* _Stated problem_: In the listing that follows, count the lines holding the word "zullen" and report only that number.

Data excerpts:

○ ○ ○ ○ ○ ○ ○

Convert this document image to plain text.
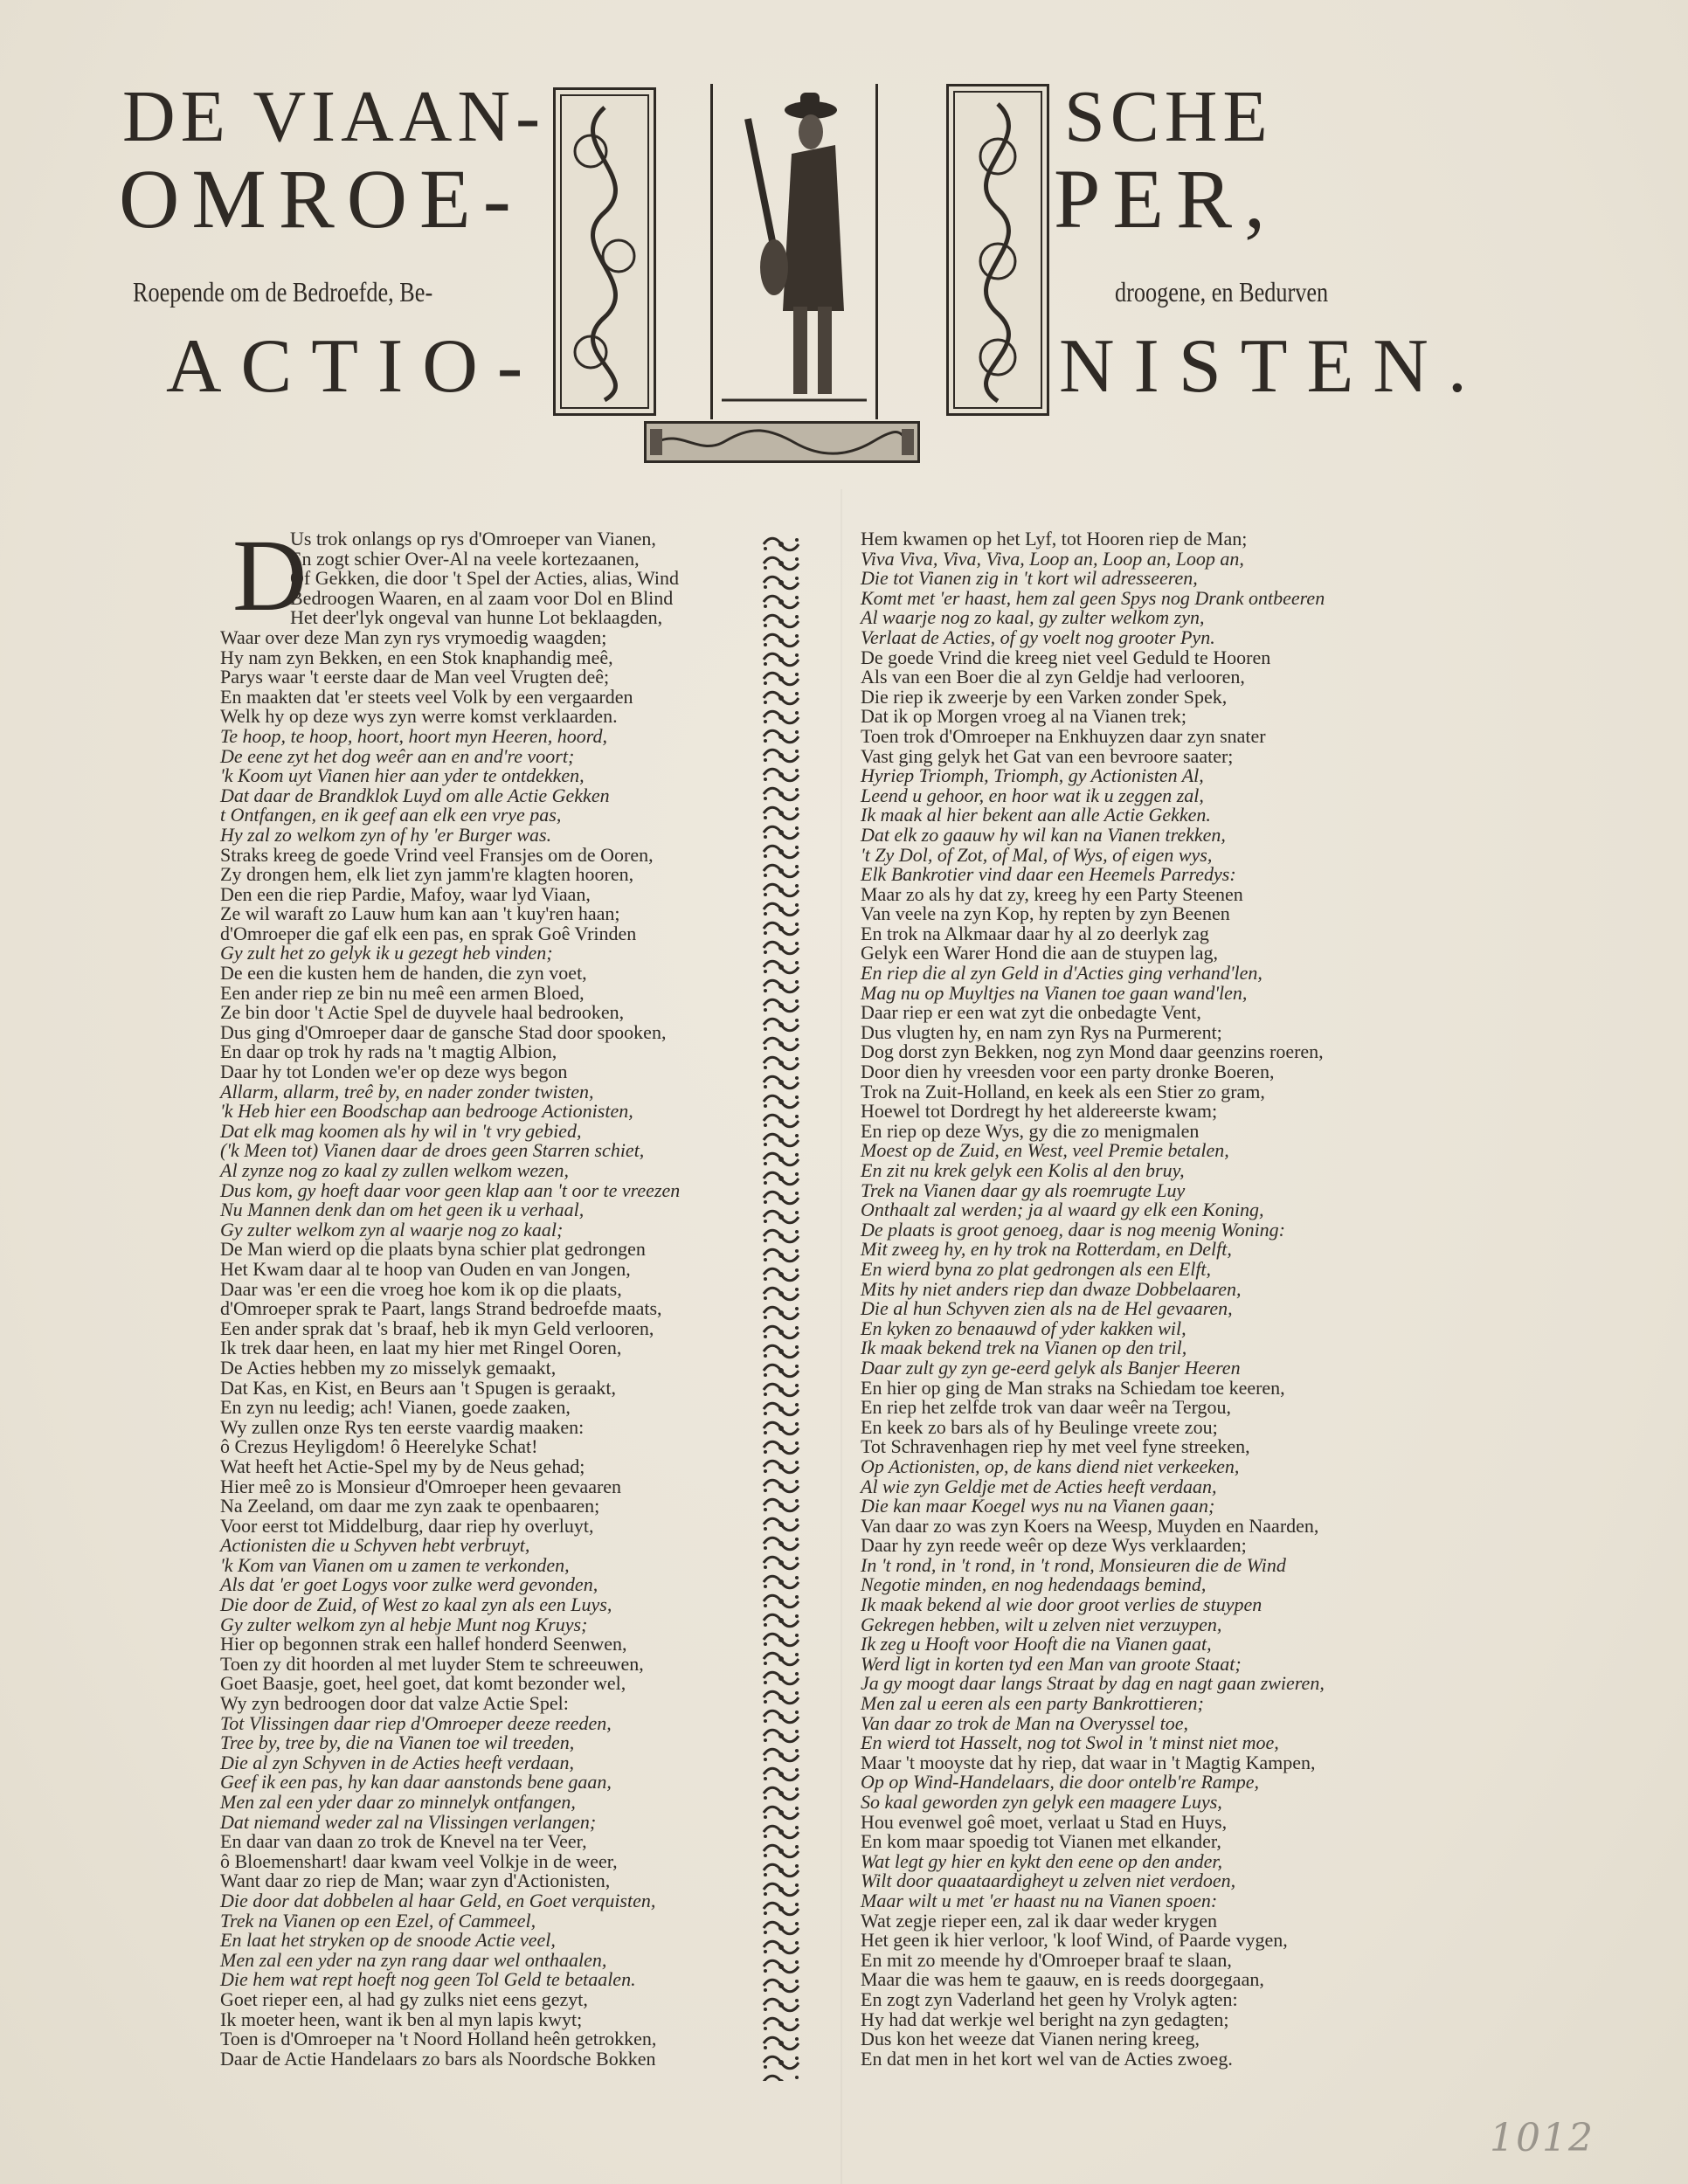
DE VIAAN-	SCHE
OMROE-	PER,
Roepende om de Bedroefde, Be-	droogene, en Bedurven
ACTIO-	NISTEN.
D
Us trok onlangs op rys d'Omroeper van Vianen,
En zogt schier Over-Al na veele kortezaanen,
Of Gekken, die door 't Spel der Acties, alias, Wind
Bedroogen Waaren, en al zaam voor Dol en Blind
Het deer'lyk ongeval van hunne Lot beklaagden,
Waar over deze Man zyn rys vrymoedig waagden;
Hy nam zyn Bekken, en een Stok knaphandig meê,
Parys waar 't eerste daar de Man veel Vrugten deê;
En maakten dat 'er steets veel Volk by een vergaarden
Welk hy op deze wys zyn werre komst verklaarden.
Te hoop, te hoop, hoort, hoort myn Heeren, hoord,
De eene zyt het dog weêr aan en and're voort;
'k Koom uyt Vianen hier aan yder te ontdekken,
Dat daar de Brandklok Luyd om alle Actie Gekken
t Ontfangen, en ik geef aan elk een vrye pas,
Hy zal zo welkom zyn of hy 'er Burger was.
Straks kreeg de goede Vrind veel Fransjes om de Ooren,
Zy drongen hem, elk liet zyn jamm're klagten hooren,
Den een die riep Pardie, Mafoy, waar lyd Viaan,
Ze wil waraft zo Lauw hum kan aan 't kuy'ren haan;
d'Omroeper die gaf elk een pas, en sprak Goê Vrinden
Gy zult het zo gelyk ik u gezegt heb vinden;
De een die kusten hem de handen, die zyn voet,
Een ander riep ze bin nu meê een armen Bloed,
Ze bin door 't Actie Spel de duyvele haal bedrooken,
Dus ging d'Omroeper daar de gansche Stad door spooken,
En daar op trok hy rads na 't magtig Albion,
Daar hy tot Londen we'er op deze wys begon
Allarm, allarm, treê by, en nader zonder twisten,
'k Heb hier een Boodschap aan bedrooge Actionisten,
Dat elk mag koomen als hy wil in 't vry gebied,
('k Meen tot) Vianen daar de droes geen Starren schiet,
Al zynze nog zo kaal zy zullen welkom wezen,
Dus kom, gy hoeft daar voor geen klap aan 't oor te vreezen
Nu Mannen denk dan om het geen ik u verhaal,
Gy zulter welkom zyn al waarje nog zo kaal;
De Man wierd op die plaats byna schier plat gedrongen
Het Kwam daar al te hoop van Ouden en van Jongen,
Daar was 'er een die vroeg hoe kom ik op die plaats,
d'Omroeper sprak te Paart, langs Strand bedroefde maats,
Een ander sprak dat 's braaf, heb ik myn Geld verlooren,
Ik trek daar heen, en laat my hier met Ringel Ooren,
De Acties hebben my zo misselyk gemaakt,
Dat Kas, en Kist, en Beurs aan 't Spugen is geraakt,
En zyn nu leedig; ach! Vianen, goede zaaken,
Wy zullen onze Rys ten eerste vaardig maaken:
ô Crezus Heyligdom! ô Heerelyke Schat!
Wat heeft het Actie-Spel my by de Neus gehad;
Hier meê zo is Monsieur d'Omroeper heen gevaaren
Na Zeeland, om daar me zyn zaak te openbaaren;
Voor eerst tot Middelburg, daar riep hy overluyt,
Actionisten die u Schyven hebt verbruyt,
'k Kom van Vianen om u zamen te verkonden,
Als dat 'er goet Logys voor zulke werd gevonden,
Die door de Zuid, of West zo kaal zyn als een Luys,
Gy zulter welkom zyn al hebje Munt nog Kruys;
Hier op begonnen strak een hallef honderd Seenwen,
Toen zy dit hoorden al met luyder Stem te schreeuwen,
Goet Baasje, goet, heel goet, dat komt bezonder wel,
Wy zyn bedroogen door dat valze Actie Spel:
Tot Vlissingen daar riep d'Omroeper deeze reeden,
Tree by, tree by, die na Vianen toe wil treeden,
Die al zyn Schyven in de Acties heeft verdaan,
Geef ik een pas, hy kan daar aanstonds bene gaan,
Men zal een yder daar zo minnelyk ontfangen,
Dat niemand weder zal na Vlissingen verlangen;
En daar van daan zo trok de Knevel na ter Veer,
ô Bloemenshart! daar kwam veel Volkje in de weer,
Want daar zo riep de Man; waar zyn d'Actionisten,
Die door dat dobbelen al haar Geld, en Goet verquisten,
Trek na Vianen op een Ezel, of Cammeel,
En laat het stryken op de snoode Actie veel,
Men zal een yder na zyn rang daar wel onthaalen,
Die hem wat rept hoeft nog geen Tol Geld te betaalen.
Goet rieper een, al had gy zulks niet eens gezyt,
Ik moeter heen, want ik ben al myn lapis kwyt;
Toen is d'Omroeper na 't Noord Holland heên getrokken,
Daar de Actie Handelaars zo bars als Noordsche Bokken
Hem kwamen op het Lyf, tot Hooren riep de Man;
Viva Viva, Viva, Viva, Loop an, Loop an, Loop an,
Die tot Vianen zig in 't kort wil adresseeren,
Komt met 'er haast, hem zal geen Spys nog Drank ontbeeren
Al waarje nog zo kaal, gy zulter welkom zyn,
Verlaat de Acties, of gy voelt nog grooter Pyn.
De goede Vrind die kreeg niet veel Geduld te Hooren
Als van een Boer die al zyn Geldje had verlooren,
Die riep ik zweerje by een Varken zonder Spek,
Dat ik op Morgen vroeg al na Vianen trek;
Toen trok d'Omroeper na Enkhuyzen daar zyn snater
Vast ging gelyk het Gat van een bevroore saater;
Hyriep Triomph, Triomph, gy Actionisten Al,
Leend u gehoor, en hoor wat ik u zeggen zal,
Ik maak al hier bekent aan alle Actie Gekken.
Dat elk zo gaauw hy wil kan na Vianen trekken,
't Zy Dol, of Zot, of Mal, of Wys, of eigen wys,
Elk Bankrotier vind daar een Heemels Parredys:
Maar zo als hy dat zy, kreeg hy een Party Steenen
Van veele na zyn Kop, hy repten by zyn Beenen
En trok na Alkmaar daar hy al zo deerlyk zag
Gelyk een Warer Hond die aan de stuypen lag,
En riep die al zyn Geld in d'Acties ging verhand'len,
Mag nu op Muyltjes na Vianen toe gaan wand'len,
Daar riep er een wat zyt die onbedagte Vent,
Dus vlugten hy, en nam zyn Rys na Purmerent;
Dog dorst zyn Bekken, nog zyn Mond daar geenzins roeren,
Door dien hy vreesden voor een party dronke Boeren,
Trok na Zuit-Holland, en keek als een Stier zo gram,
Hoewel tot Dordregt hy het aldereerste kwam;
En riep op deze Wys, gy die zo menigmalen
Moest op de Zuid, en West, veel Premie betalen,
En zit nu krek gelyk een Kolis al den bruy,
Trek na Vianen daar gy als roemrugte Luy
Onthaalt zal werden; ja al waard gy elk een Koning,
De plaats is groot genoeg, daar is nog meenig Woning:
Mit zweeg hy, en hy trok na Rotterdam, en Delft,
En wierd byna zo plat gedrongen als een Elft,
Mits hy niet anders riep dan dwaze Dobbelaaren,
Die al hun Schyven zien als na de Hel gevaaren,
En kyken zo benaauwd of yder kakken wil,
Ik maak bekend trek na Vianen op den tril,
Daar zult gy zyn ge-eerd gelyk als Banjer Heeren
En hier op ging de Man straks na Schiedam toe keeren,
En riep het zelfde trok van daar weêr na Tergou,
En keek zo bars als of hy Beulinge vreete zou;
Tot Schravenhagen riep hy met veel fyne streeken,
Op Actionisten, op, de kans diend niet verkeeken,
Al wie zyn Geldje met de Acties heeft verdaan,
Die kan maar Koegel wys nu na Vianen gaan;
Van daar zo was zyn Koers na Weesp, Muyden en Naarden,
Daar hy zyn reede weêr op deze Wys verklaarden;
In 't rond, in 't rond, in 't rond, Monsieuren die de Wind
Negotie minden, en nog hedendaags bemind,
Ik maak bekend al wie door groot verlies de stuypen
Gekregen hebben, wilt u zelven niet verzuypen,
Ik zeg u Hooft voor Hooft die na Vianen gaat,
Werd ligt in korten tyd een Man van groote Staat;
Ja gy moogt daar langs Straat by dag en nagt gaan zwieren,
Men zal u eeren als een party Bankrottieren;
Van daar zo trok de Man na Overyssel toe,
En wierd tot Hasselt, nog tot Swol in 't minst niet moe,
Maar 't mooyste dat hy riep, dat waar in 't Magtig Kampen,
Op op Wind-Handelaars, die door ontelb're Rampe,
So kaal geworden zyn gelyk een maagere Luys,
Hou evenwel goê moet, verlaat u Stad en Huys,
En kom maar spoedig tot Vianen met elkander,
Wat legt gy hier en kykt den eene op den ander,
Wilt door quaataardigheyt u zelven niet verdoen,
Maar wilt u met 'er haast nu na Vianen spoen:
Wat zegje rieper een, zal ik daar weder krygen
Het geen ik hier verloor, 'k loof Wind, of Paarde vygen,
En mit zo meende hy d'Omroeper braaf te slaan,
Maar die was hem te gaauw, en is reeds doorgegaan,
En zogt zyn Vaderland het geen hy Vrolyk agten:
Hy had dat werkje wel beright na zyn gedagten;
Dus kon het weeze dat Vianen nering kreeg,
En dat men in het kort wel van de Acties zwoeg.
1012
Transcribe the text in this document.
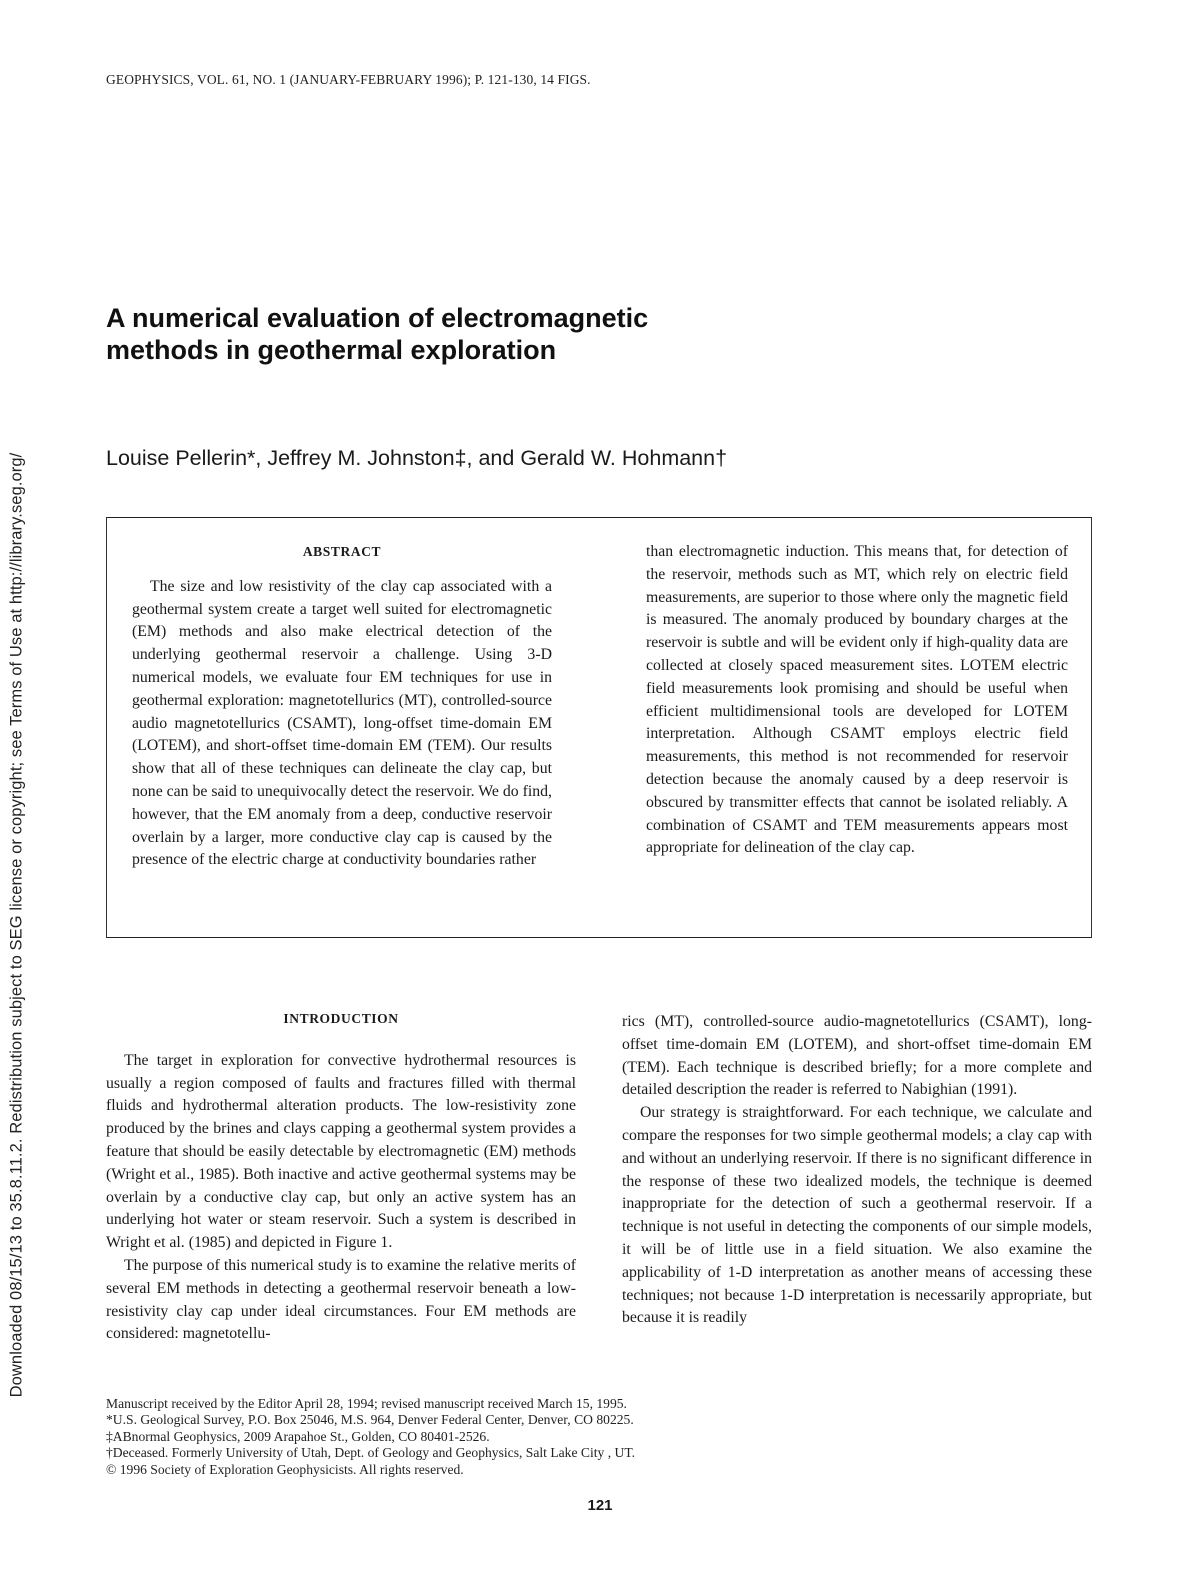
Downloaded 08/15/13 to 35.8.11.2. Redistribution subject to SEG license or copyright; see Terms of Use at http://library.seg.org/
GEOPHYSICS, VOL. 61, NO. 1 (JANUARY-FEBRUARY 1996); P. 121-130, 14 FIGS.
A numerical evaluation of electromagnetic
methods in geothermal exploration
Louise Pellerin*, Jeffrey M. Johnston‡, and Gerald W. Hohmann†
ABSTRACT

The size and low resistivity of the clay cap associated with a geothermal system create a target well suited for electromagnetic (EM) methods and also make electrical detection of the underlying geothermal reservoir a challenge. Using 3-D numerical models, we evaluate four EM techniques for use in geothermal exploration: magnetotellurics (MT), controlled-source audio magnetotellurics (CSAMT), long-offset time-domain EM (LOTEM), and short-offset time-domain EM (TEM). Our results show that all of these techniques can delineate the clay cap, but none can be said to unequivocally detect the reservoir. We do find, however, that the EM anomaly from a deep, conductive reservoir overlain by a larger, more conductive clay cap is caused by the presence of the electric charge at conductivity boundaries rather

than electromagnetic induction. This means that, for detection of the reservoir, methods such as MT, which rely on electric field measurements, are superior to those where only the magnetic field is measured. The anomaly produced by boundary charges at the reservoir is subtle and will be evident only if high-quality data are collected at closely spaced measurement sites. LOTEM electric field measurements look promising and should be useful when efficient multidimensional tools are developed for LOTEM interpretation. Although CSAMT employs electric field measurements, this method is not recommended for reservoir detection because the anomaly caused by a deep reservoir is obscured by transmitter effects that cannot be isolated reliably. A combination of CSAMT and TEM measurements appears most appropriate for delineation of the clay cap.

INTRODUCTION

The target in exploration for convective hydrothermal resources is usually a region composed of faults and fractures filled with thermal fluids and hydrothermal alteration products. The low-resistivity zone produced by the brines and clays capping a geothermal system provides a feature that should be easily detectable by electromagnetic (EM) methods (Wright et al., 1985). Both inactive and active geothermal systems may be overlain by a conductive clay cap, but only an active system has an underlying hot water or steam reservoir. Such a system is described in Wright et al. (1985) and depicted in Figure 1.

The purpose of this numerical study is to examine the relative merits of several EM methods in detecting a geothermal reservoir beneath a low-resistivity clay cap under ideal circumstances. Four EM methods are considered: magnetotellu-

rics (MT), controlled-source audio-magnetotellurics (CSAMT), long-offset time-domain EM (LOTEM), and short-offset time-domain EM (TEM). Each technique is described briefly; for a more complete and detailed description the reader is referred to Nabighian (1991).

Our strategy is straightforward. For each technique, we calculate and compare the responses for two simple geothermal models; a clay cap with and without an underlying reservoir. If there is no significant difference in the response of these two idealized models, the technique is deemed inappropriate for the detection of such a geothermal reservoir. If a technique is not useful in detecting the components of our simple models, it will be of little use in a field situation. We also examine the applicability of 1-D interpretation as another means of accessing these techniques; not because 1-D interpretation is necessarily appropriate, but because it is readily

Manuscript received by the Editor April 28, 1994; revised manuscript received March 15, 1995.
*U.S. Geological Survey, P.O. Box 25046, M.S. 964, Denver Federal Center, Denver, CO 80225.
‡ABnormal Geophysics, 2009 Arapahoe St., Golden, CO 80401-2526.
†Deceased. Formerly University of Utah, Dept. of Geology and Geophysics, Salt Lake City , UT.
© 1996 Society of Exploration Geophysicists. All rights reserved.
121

○ ○ ○ ○ ○ ○ ○

* _Response_: 2